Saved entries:
○ ○ ○

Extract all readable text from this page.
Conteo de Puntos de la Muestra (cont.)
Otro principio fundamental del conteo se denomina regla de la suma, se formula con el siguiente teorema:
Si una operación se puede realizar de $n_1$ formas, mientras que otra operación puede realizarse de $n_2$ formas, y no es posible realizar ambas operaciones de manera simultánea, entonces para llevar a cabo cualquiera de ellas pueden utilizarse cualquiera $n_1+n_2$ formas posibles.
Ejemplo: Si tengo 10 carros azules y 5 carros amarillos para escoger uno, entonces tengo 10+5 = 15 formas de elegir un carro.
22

○ ○ ○

Problem details » Identify the lines that hold the word "para". Copy every one of them.

Complete answer »
Si una operación se puede realizar de $n_1$ formas, mientras que otra operación puede realizarse de $n_2$ formas, y no es posible realizar ambas operaciones de manera simultánea, entonces para llevar a cabo cualquiera de ellas pueden utilizarse cualquiera $n_1+n_2$ formas posibles.
Ejemplo: Si tengo 10 carros azules y 5 carros amarillos para escoger uno, entonces tengo 10+5 = 15 formas de elegir un carro.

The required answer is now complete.